[begin Records for this task]

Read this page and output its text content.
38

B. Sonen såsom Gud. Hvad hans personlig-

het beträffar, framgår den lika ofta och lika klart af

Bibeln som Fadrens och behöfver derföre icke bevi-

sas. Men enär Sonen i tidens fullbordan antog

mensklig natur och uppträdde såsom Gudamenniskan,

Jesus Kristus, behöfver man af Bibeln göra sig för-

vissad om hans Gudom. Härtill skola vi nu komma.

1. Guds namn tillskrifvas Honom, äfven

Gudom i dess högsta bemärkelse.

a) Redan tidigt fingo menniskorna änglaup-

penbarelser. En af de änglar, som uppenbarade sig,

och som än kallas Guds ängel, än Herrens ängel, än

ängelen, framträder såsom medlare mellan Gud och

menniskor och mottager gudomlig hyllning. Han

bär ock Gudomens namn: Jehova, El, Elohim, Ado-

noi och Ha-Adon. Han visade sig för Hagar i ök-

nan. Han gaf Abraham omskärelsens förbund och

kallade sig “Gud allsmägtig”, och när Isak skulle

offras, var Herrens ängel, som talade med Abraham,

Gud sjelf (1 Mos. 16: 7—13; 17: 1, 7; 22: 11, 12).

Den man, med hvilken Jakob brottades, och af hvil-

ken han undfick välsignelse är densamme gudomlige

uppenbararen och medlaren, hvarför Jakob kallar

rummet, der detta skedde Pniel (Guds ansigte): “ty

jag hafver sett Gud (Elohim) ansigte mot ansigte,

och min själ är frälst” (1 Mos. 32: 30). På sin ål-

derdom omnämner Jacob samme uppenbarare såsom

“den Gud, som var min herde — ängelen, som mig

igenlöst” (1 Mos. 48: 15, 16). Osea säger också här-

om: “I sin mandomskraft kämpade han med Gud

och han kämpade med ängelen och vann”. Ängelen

[end Records for this task]
[begin Records for this task]

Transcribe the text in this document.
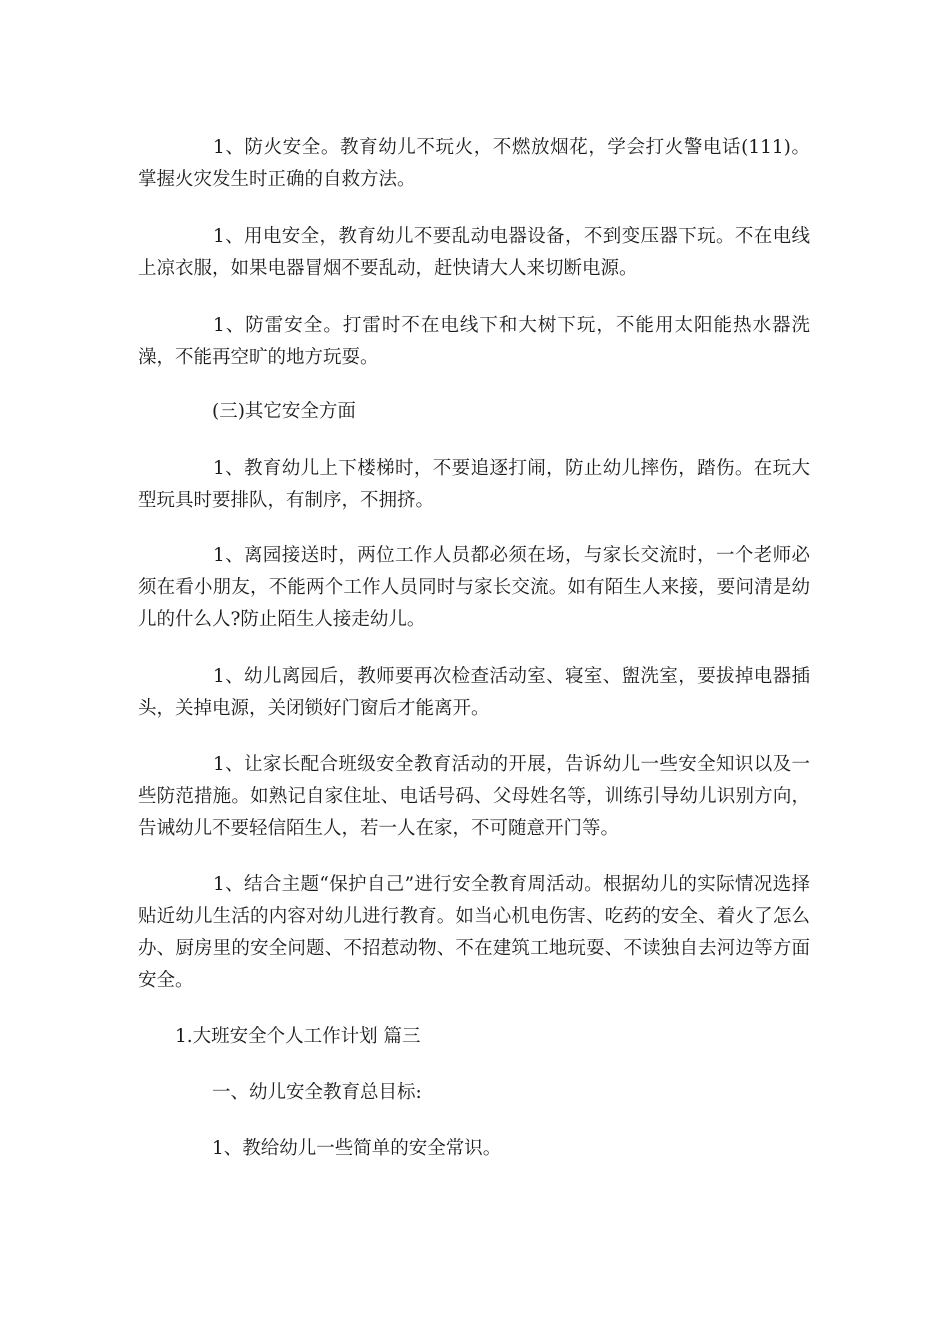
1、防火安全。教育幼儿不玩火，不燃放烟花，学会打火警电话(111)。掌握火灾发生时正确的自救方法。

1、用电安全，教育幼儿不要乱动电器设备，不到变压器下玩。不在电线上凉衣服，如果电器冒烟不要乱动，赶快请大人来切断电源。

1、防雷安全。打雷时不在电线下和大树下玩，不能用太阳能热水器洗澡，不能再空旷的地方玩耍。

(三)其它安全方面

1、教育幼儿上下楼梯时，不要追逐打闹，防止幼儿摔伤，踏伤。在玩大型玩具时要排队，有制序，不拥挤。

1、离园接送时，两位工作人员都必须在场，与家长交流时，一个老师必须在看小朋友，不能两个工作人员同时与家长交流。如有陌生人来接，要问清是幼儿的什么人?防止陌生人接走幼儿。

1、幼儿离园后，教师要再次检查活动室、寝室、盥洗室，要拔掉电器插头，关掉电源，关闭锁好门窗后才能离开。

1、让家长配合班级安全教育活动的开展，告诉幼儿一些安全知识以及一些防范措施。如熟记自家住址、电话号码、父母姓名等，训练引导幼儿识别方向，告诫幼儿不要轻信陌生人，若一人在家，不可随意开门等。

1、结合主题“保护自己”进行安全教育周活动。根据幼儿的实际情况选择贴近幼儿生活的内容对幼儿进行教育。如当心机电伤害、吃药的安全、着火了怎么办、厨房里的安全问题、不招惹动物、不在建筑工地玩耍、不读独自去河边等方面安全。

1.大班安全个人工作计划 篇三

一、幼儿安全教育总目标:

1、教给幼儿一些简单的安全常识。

[end Records for this task]
[begin Records for this task]

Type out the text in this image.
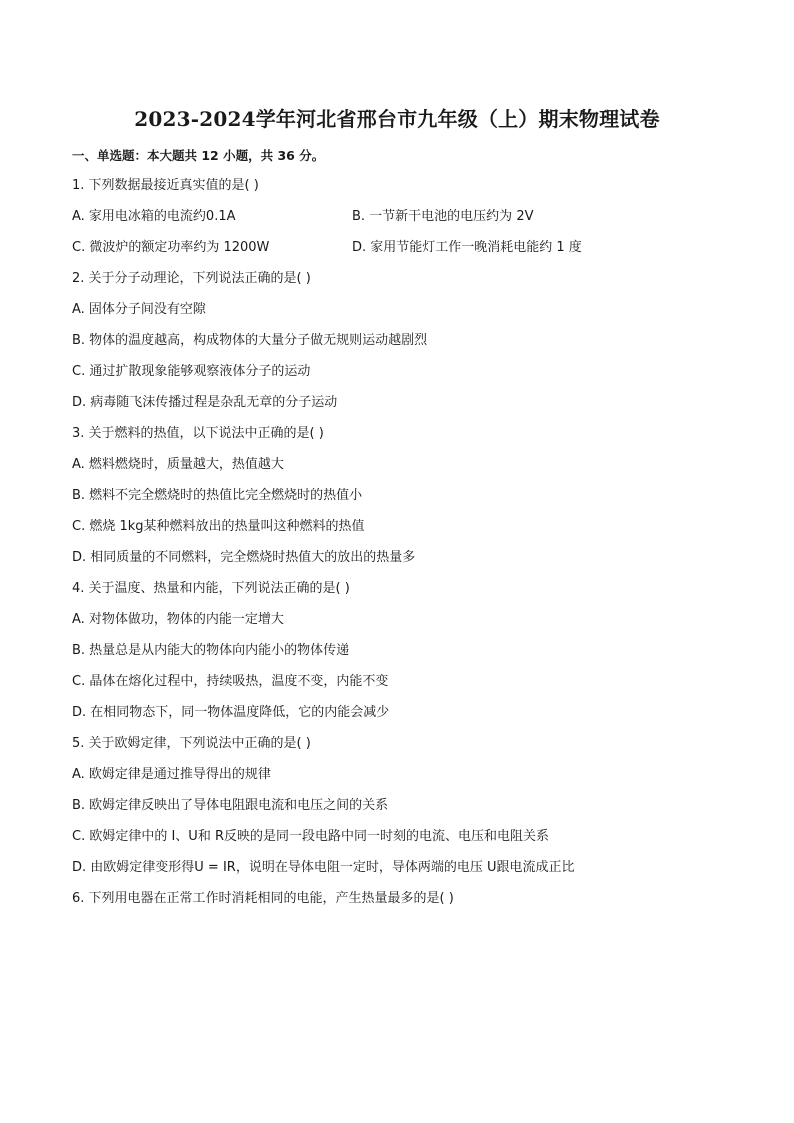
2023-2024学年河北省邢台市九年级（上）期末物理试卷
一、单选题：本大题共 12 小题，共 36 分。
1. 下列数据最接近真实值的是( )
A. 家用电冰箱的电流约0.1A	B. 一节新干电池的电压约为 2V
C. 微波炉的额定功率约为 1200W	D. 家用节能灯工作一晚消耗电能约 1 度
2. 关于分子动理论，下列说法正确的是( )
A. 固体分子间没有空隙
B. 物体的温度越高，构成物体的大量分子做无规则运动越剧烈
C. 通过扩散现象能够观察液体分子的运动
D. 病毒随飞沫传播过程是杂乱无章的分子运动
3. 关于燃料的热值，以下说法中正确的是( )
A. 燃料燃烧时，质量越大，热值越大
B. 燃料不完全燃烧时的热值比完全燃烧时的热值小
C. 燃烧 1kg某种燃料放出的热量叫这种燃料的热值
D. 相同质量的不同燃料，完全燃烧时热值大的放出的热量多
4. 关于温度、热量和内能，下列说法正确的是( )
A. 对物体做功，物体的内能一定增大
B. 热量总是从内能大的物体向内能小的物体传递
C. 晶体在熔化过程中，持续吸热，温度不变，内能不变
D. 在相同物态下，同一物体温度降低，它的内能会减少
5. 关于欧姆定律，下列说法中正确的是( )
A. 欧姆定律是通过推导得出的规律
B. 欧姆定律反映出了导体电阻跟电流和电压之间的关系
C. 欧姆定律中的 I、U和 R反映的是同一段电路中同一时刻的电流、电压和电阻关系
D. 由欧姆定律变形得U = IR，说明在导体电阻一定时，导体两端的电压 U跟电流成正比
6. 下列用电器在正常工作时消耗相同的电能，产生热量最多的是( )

[end Records for this task]

# Work to be completed
Read the entries above, then pull out the lines that include "text".

# Answer to the task
Read this page and output its text content.
Transcribe the text in this document.
Type out the text in this image.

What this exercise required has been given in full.